*** THE DATA ***

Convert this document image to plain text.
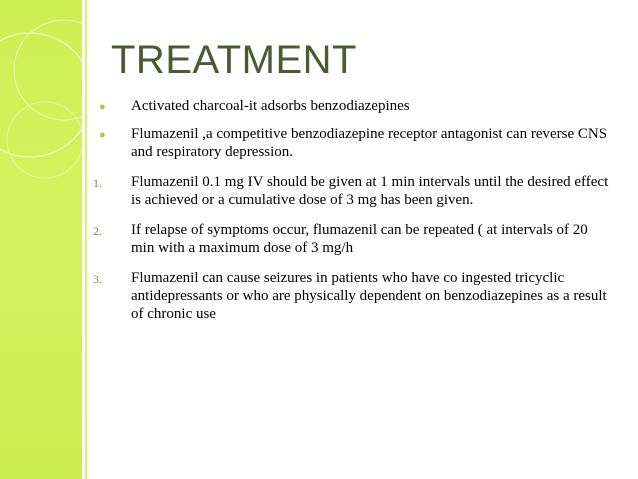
TREATMENT
● Activated charcoal-it adsorbs benzodiazepines
● Flumazenil ,a competitive benzodiazepine receptor antagonist can reverse CNS and respiratory depression.
1. Flumazenil 0.1 mg IV should be given at 1 min intervals until the desired effect is achieved or a cumulative dose of 3 mg has been given.
2. If relapse of symptoms occur, flumazenil can be repeated ( at intervals of 20 min with a maximum dose of 3 mg/h
3. Flumazenil can cause seizures in patients who have co ingested tricyclic antidepressants or who are physically dependent on benzodiazepines as a result of chronic use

*** End of THE DATA ***

*PROMPT*. Only the lines that contain the string "benzodiazepines" should be copied from the entries above.

*WRITTEN ANSWER*.
● Activated charcoal-it adsorbs benzodiazepines
3. Flumazenil can cause seizures in patients who have co ingested tricyclic antidepressants or who are physically dependent on benzodiazepines as a result of chronic use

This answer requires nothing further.